[start of Material]
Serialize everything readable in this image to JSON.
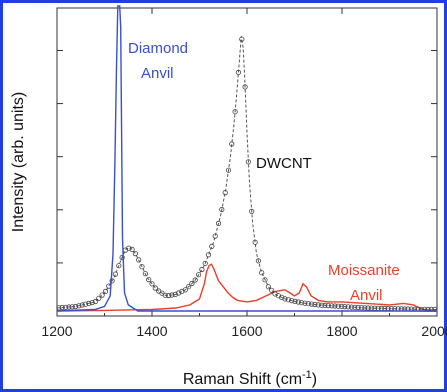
{
  "chart_data": {
    "type": "line",
    "xlabel": "Raman Shift (cm",
    "xlabel_sup": "-1",
    "xlabel_end": ")",
    "ylabel": "Intensity (arb. units)",
    "xlim": [
      1200,
      2000
    ],
    "ylim": [
      0,
      1.0
    ],
    "x_ticks": [
      1200,
      1400,
      1600,
      1800,
      2000
    ],
    "y_tick_labels_shown": false,
    "grid": false,
    "legend": "none",
    "colors": {
      "diamond": "#3a4fd0",
      "dwcnt": "#555555",
      "moissanite": "#e8402a",
      "frame": "#1f3fe0"
    },
    "annotations": [
      {
        "id": "diamond",
        "lines": [
          "Diamond",
          "Anvil"
        ]
      },
      {
        "id": "dwcnt",
        "lines": [
          "DWCNT"
        ]
      },
      {
        "id": "moissanite",
        "lines": [
          "Moissanite",
          "Anvil"
        ]
      }
    ],
    "series": [
      {
        "id": "diamond",
        "style": "line",
        "x": [
          1200,
          1280,
          1300,
          1312,
          1318,
          1322,
          1325,
          1328,
          1330,
          1332,
          1334,
          1336,
          1338,
          1342,
          1350,
          1370,
          1400,
          1500,
          1600,
          1700,
          1800,
          2000
        ],
        "y": [
          0.01,
          0.015,
          0.025,
          0.06,
          0.2,
          0.5,
          0.8,
          1.02,
          1.02,
          1.02,
          0.95,
          0.6,
          0.25,
          0.07,
          0.03,
          0.01,
          0.01,
          0.01,
          0.01,
          0.01,
          0.01,
          0.01
        ]
      },
      {
        "id": "dwcnt",
        "style": "line+markers",
        "x": [
          1200,
          1240,
          1280,
          1300,
          1320,
          1335,
          1345,
          1355,
          1365,
          1375,
          1390,
          1410,
          1430,
          1450,
          1470,
          1490,
          1510,
          1530,
          1545,
          1555,
          1565,
          1572,
          1578,
          1584,
          1588,
          1592,
          1595,
          1600,
          1605,
          1612,
          1620,
          1630,
          1645,
          1660,
          1680,
          1700,
          1720,
          1750,
          1800,
          1850,
          1900,
          1950,
          2000
        ],
        "y": [
          0.02,
          0.025,
          0.04,
          0.07,
          0.12,
          0.18,
          0.215,
          0.22,
          0.2,
          0.17,
          0.12,
          0.08,
          0.06,
          0.065,
          0.08,
          0.11,
          0.16,
          0.24,
          0.33,
          0.41,
          0.52,
          0.62,
          0.72,
          0.84,
          0.92,
          0.88,
          0.79,
          0.6,
          0.44,
          0.3,
          0.2,
          0.14,
          0.09,
          0.065,
          0.05,
          0.042,
          0.036,
          0.03,
          0.025,
          0.02,
          0.018,
          0.016,
          0.015
        ]
      },
      {
        "id": "moissanite",
        "style": "line",
        "x": [
          1200,
          1300,
          1400,
          1450,
          1480,
          1500,
          1510,
          1515,
          1520,
          1525,
          1530,
          1535,
          1540,
          1550,
          1560,
          1570,
          1580,
          1600,
          1620,
          1640,
          1660,
          1680,
          1690,
          1700,
          1710,
          1718,
          1725,
          1735,
          1750,
          1770,
          1800,
          1850,
          1900,
          1930,
          1950,
          1970,
          2000
        ],
        "y": [
          0.01,
          0.012,
          0.015,
          0.02,
          0.03,
          0.05,
          0.1,
          0.14,
          0.16,
          0.165,
          0.15,
          0.13,
          0.11,
          0.09,
          0.07,
          0.055,
          0.045,
          0.04,
          0.045,
          0.06,
          0.075,
          0.08,
          0.07,
          0.06,
          0.07,
          0.1,
          0.09,
          0.06,
          0.045,
          0.04,
          0.04,
          0.035,
          0.03,
          0.035,
          0.03,
          0.015,
          0.01
        ]
      }
    ]
  }
}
[end of Material]
From the entries above, extract each line containing "false".

Answer to the problem →
    "y_tick_labels_shown": false,
    "grid": false,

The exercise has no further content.